====== Provided data ======

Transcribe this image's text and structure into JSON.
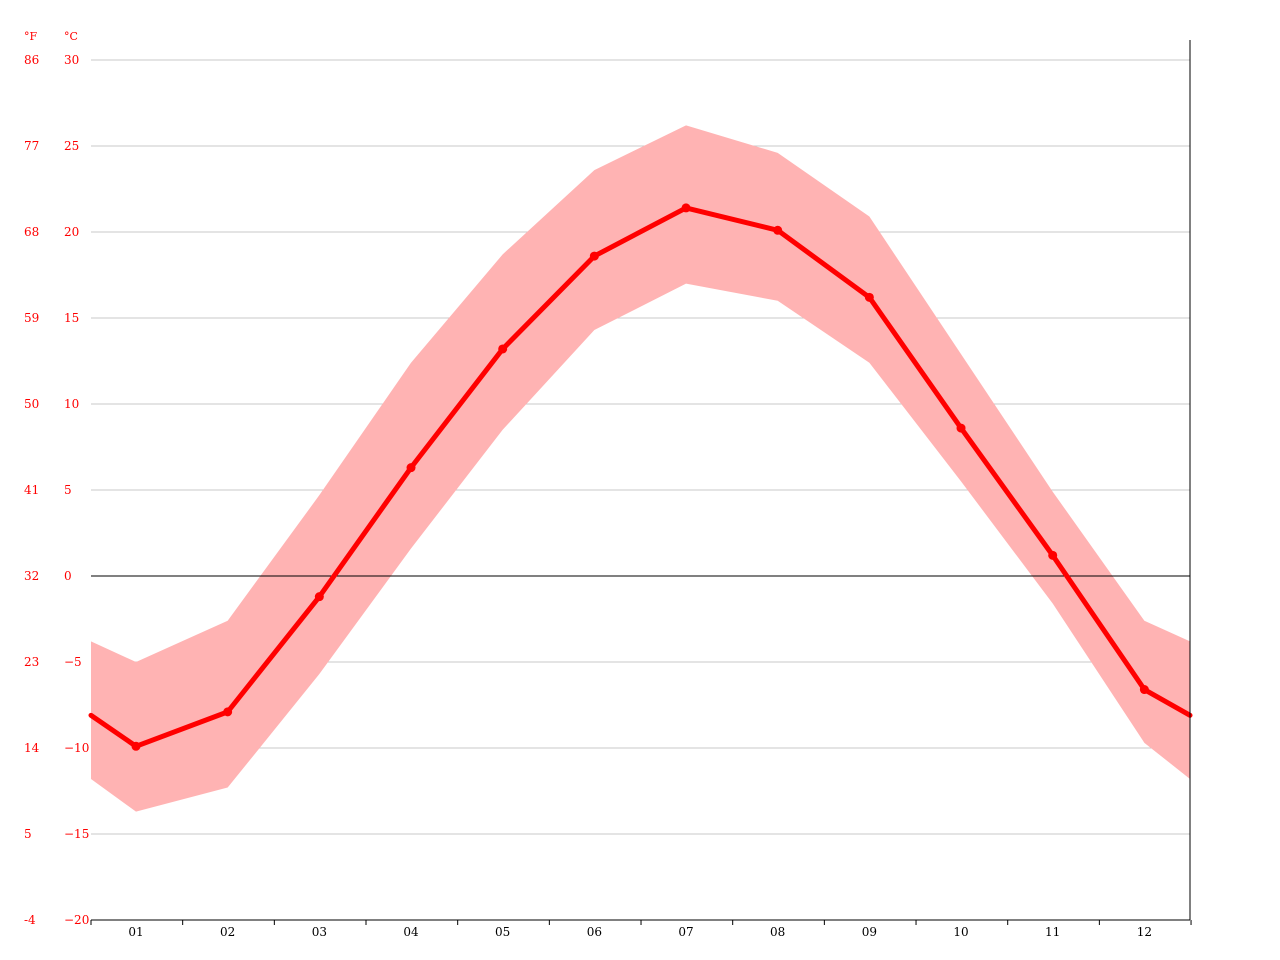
{
  "chart_data": {
    "type": "area",
    "categories": [
      "01",
      "02",
      "03",
      "04",
      "05",
      "06",
      "07",
      "08",
      "09",
      "10",
      "11",
      "12"
    ],
    "y_units": {
      "fahrenheit": "°F",
      "celsius": "°C"
    },
    "y_ticks_c": [
      30,
      25,
      20,
      15,
      10,
      5,
      0,
      -5,
      -10,
      -15,
      -20
    ],
    "y_ticks_f": [
      "86",
      "77",
      "68",
      "59",
      "50",
      "41",
      "32",
      "23",
      "14",
      "5",
      "-4"
    ],
    "ylim": [
      -20,
      30
    ],
    "series": [
      {
        "kind": "line",
        "values": [
          -9.9,
          -7.9,
          -1.2,
          6.3,
          13.2,
          18.6,
          21.4,
          20.1,
          16.2,
          8.6,
          1.2,
          -6.6
        ]
      },
      {
        "kind": "band",
        "high": [
          -5.0,
          -2.6,
          4.7,
          12.4,
          18.7,
          23.6,
          26.2,
          24.6,
          20.9,
          12.9,
          4.9,
          -2.6
        ],
        "low": [
          -13.7,
          -12.3,
          -5.7,
          1.6,
          8.5,
          14.3,
          17.0,
          16.0,
          12.4,
          5.5,
          -1.6,
          -9.7
        ]
      }
    ],
    "edge_values": {
      "line": -8.1,
      "high": -3.8,
      "low": -11.8
    },
    "grid": true,
    "colors": {
      "line": "#ff0000",
      "band": "#ffb3b3",
      "grid": "#c8c8c8",
      "zero_line": "#000000",
      "axis": "#000000",
      "y_labels": "#ff0000",
      "x_labels": "#000000"
    }
  }
}
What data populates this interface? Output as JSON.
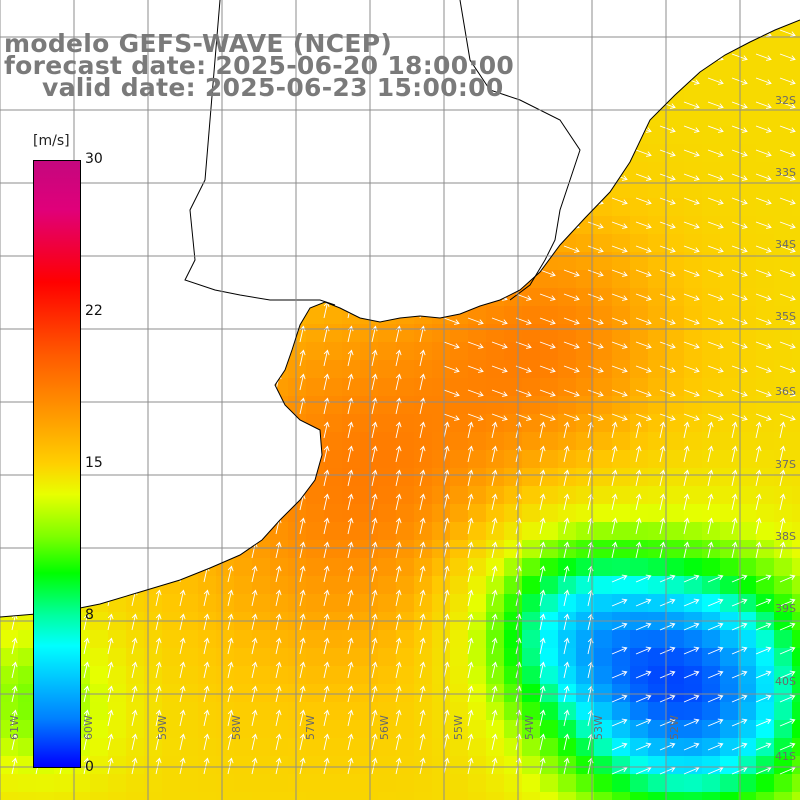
{
  "title": {
    "line1": "modelo GEFS-WAVE (NCEP)",
    "line2": "forecast date: 2025-06-20 18:00:00",
    "line3": "valid date: 2025-06-23 15:00:00"
  },
  "colorbar": {
    "unit": "[m/s]",
    "ticks": [
      "30",
      "22",
      "15",
      "8",
      "0"
    ],
    "colors": [
      "#c4077e",
      "#ff0000",
      "#ff9a00",
      "#ffd000",
      "#00ff00",
      "#00ffff",
      "#0000ff"
    ]
  },
  "grid": {
    "lat_labels": [
      "32S",
      "33S",
      "34S",
      "35S",
      "36S",
      "37S",
      "38S",
      "39S",
      "40S",
      "41S"
    ],
    "lon_labels": [
      "61W",
      "60W",
      "59W",
      "58W",
      "57W",
      "56W",
      "55W",
      "54W",
      "53W",
      "52W"
    ]
  },
  "map": {
    "field": "wind speed",
    "land_color": "#ffffff",
    "grid_color": "#8c8c8c",
    "arrow_color": "#ffffff"
  }
}
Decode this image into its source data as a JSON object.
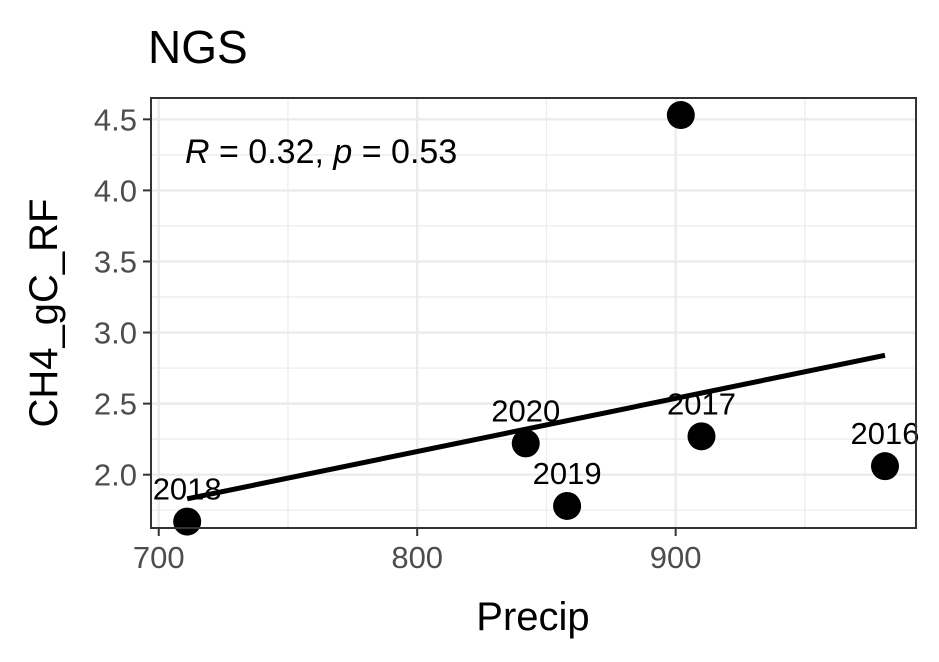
{
  "chart_data": {
    "type": "scatter",
    "title": "NGS",
    "xlabel": "Precip",
    "ylabel": "CH4_gC_RF",
    "xlim": [
      697,
      993
    ],
    "ylim": [
      1.625,
      4.65
    ],
    "x_ticks": [
      700,
      800,
      900
    ],
    "y_ticks": [
      2.0,
      2.5,
      3.0,
      3.5,
      4.0,
      4.5
    ],
    "grid": true,
    "points": [
      {
        "x": 711,
        "y": 1.67,
        "label": "2018"
      },
      {
        "x": 842,
        "y": 2.22,
        "label": "2020"
      },
      {
        "x": 858,
        "y": 1.78,
        "label": "2019"
      },
      {
        "x": 902,
        "y": 4.53,
        "label": ""
      },
      {
        "x": 910,
        "y": 2.27,
        "label": "2017"
      },
      {
        "x": 981,
        "y": 2.06,
        "label": "2016"
      }
    ],
    "fit_line": {
      "x": [
        711,
        981
      ],
      "y": [
        1.83,
        2.84
      ]
    },
    "annotation": {
      "r_symbol": "R",
      "r_value": " = 0.32, ",
      "p_symbol": "p",
      "p_value": " = 0.53"
    }
  }
}
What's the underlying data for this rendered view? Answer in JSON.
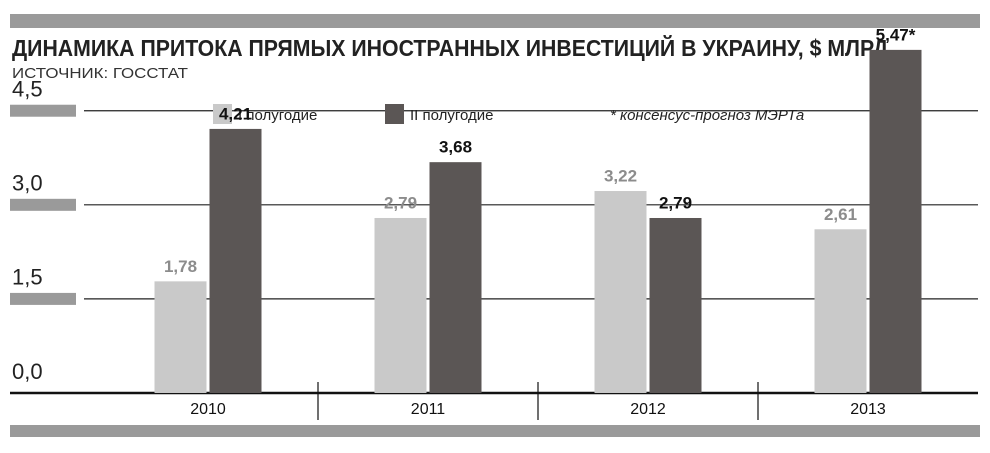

======

→ Stated exercise
Look for the word "What" and return every line where it occurs.

→ Correct response
What data populates this interface? Output as JSON.
What's the underlying data for this rendered view? Answer in JSON.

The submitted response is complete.